Extracted data entries:
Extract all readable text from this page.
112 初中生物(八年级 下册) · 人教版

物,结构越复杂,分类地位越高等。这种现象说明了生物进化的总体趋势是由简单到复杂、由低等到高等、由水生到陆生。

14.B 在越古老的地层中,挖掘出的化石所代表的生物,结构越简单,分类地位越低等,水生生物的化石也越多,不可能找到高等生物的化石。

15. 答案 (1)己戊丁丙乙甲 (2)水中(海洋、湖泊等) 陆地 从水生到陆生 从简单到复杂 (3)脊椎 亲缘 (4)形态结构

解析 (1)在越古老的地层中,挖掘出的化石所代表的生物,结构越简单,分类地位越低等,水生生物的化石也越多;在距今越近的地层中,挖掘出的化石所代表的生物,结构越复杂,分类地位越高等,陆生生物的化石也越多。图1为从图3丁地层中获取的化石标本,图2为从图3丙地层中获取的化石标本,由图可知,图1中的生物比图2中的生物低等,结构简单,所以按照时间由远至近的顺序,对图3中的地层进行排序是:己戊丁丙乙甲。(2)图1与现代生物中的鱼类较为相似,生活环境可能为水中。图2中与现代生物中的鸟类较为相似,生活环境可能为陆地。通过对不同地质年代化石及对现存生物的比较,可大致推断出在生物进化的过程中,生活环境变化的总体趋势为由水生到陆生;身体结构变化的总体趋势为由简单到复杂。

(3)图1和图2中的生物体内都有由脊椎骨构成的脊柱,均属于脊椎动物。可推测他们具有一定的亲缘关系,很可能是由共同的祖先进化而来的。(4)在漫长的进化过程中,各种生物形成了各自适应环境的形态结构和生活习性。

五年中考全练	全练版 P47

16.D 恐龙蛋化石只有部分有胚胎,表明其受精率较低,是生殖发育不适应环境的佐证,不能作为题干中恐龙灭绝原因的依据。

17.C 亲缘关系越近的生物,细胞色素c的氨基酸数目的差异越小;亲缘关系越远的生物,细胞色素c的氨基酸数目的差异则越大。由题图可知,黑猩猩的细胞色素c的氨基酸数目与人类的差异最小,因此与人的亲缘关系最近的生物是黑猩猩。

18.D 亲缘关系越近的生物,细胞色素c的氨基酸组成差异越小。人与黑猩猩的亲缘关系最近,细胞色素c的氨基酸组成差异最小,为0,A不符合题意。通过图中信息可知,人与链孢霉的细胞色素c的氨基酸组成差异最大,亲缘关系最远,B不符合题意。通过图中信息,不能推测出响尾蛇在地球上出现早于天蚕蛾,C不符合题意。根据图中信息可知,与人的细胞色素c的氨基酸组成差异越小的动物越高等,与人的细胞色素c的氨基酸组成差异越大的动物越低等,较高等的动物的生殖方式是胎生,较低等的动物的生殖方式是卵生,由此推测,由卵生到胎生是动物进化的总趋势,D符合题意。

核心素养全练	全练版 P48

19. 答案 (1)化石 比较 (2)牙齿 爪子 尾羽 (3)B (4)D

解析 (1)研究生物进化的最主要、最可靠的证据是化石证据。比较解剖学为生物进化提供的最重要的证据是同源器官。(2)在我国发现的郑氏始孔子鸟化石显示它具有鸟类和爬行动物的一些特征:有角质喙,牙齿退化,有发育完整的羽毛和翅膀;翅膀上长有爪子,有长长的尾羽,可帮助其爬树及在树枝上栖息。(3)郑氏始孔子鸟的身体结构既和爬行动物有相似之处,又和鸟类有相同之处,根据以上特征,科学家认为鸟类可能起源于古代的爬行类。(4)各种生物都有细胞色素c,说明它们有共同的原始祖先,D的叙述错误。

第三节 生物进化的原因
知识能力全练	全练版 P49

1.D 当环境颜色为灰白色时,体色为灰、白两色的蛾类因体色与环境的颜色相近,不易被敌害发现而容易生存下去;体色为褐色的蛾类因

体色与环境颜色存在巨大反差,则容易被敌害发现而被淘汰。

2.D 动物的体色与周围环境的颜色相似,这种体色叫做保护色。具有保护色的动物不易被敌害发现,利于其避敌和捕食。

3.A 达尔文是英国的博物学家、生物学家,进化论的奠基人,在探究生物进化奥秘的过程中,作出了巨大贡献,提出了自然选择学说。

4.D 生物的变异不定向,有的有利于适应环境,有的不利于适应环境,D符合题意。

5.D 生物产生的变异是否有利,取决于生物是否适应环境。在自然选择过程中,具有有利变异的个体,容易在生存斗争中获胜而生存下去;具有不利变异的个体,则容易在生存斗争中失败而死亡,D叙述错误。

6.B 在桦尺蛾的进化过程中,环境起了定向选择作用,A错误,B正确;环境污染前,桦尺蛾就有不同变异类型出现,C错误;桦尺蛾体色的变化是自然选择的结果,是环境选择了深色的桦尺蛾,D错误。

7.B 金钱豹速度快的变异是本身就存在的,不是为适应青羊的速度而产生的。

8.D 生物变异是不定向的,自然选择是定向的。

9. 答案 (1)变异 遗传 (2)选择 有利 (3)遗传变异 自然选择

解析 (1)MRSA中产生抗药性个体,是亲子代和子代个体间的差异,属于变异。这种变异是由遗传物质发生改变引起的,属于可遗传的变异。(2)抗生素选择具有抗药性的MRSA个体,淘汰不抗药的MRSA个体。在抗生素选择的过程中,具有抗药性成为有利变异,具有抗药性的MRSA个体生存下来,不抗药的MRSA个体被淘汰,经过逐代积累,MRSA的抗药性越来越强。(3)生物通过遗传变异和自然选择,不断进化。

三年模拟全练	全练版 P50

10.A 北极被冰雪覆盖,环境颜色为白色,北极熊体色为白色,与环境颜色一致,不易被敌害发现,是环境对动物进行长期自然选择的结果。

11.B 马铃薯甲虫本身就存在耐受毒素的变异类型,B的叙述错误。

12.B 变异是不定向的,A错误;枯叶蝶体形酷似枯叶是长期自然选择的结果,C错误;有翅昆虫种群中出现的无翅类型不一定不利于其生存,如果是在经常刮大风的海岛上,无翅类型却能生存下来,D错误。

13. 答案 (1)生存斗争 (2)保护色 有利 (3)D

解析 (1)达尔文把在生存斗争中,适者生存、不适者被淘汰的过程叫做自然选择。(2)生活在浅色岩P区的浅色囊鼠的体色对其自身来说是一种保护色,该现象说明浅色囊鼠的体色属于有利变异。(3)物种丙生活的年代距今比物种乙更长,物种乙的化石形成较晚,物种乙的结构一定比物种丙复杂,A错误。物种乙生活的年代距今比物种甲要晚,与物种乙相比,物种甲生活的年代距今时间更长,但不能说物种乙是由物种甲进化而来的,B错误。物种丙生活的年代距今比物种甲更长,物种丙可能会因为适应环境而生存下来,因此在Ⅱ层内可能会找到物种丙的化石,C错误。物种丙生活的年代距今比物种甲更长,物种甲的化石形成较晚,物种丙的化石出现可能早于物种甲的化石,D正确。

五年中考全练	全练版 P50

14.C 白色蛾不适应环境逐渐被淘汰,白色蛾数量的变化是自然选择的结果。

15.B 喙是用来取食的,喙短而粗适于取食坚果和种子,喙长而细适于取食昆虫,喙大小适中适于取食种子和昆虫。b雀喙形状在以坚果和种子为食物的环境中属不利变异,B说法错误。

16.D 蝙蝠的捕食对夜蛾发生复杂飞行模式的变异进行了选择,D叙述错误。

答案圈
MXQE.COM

→ **Task prompt**
Produce a verbatim transcription of the entries above.

→ **Solution to the problem**
Extract all readable text from this page.
112 初中生物(八年级 下册) · 人教版

物,结构越复杂,分类地位越高等。这种现象说明了生物进化的总体趋势是由简单到复杂、由低等到高等、由水生到陆生。

14.B 在越古老的地层中,挖掘出的化石所代表的生物,结构越简单,分类地位越低等,水生生物的化石也越多,不可能找到高等生物的化石。

15. 答案 (1)己戊丁丙乙甲 (2)水中(海洋、湖泊等) 陆地 从水生到陆生 从简单到复杂 (3)脊椎 亲缘 (4)形态结构

解析 (1)在越古老的地层中,挖掘出的化石所代表的生物,结构越简单,分类地位越低等,水生生物的化石也越多;在距今越近的地层中,挖掘出的化石所代表的生物,结构越复杂,分类地位越高等,陆生生物的化石也越多。图1为从图3丁地层中获取的化石标本,图2为从图3丙地层中获取的化石标本,由图可知,图1中的生物比图2中的生物低等,结构简单,所以按照时间由远至近的顺序,对图3中的地层进行排序是:己戊丁丙乙甲。(2)图1与现代生物中的鱼类较为相似,生活环境可能为水中。图2中与现代生物中的鸟类较为相似,生活环境可能为陆地。通过对不同地质年代化石及对现存生物的比较,可大致推断出在生物进化的过程中,生活环境变化的总体趋势为由水生到陆生;身体结构变化的总体趋势为由简单到复杂。

(3)图1和图2中的生物体内都有由脊椎骨构成的脊柱,均属于脊椎动物。可推测他们具有一定的亲缘关系,很可能是由共同的祖先进化而来的。(4)在漫长的进化过程中,各种生物形成了各自适应环境的形态结构和生活习性。

五年中考全练	全练版 P47

16.D 恐龙蛋化石只有部分有胚胎,表明其受精率较低,是生殖发育不适应环境的佐证,不能作为题干中恐龙灭绝原因的依据。

17.C 亲缘关系越近的生物,细胞色素c的氨基酸数目的差异越小;亲缘关系越远的生物,细胞色素c的氨基酸数目的差异则越大。由题图可知,黑猩猩的细胞色素c的氨基酸数目与人类的差异最小,因此与人的亲缘关系最近的生物是黑猩猩。

18.D 亲缘关系越近的生物,细胞色素c的氨基酸组成差异越小。人与黑猩猩的亲缘关系最近,细胞色素c的氨基酸组成差异最小,为0,A不符合题意。通过图中信息可知,人与链孢霉的细胞色素c的氨基酸组成差异最大,亲缘关系最远,B不符合题意。通过图中信息,不能推测出响尾蛇在地球上出现早于天蚕蛾,C不符合题意。根据图中信息可知,与人的细胞色素c的氨基酸组成差异越小的动物越高等,与人的细胞色素c的氨基酸组成差异越大的动物越低等,较高等的动物的生殖方式是胎生,较低等的动物的生殖方式是卵生,由此推测,由卵生到胎生是动物进化的总趋势,D符合题意。

核心素养全练	全练版 P48

19. 答案 (1)化石 比较 (2)牙齿 爪子 尾羽 (3)B (4)D

解析 (1)研究生物进化的最主要、最可靠的证据是化石证据。比较解剖学为生物进化提供的最重要的证据是同源器官。(2)在我国发现的郑氏始孔子鸟化石显示它具有鸟类和爬行动物的一些特征:有角质喙,牙齿退化,有发育完整的羽毛和翅膀;翅膀上长有爪子,有长长的尾羽,可帮助其爬树及在树枝上栖息。(3)郑氏始孔子鸟的身体结构既和爬行动物有相似之处,又和鸟类有相同之处,根据以上特征,科学家认为鸟类可能起源于古代的爬行类。(4)各种生物都有细胞色素c,说明它们有共同的原始祖先,D的叙述错误。

第三节 生物进化的原因
知识能力全练	全练版 P49

1.D 当环境颜色为灰白色时,体色为灰、白两色的蛾类因体色与环境的颜色相近,不易被敌害发现而容易生存下去;体色为褐色的蛾类因

体色与环境颜色存在巨大反差,则容易被敌害发现而被淘汰。

2.D 动物的体色与周围环境的颜色相似,这种体色叫做保护色。具有保护色的动物不易被敌害发现,利于其避敌和捕食。

3.A 达尔文是英国的博物学家、生物学家,进化论的奠基人,在探究生物进化奥秘的过程中,作出了巨大贡献,提出了自然选择学说。

4.D 生物的变异不定向,有的有利于适应环境,有的不利于适应环境,D符合题意。

5.D 生物产生的变异是否有利,取决于生物是否适应环境。在自然选择过程中,具有有利变异的个体,容易在生存斗争中获胜而生存下去;具有不利变异的个体,则容易在生存斗争中失败而死亡,D叙述错误。

6.B 在桦尺蛾的进化过程中,环境起了定向选择作用,A错误,B正确;环境污染前,桦尺蛾就有不同变异类型出现,C错误;桦尺蛾体色的变化是自然选择的结果,是环境选择了深色的桦尺蛾,D错误。

7.B 金钱豹速度快的变异是本身就存在的,不是为适应青羊的速度而产生的。

8.D 生物变异是不定向的,自然选择是定向的。

9. 答案 (1)变异 遗传 (2)选择 有利 (3)遗传变异 自然选择

解析 (1)MRSA中产生抗药性个体,是亲子代和子代个体间的差异,属于变异。这种变异是由遗传物质发生改变引起的,属于可遗传的变异。(2)抗生素选择具有抗药性的MRSA个体,淘汰不抗药的MRSA个体。在抗生素选择的过程中,具有抗药性成为有利变异,具有抗药性的MRSA个体生存下来,不抗药的MRSA个体被淘汰,经过逐代积累,MRSA的抗药性越来越强。(3)生物通过遗传变异和自然选择,不断进化。

三年模拟全练	全练版 P50

10.A 北极被冰雪覆盖,环境颜色为白色,北极熊体色为白色,与环境颜色一致,不易被敌害发现,是环境对动物进行长期自然选择的结果。

11.B 马铃薯甲虫本身就存在耐受毒素的变异类型,B的叙述错误。

12.B 变异是不定向的,A错误;枯叶蝶体形酷似枯叶是长期自然选择的结果,C错误;有翅昆虫种群中出现的无翅类型不一定不利于其生存,如果是在经常刮大风的海岛上,无翅类型却能生存下来,D错误。

13. 答案 (1)生存斗争 (2)保护色 有利 (3)D

解析 (1)达尔文把在生存斗争中,适者生存、不适者被淘汰的过程叫做自然选择。(2)生活在浅色岩P区的浅色囊鼠的体色对其自身来说是一种保护色,该现象说明浅色囊鼠的体色属于有利变异。(3)物种丙生活的年代距今比物种乙更长,物种乙的化石形成较晚,物种乙的结构一定比物种丙复杂,A错误。物种乙生活的年代距今比物种甲要晚,与物种乙相比,物种甲生活的年代距今时间更长,但不能说物种乙是由物种甲进化而来的,B错误。物种丙生活的年代距今比物种甲更长,物种丙可能会因为适应环境而生存下来,因此在Ⅱ层内可能会找到物种丙的化石,C错误。物种丙生活的年代距今比物种甲更长,物种甲的化石形成较晚,物种丙的化石出现可能早于物种甲的化石,D正确。

五年中考全练	全练版 P50

14.C 白色蛾不适应环境逐渐被淘汰,白色蛾数量的变化是自然选择的结果。

15.B 喙是用来取食的,喙短而粗适于取食坚果和种子,喙长而细适于取食昆虫,喙大小适中适于取食种子和昆虫。b雀喙形状在以坚果和种子为食物的环境中属不利变异,B说法错误。

16.D 蝙蝠的捕食对夜蛾发生复杂飞行模式的变异进行了选择,D叙述错误。

答案圈
MXQE.COM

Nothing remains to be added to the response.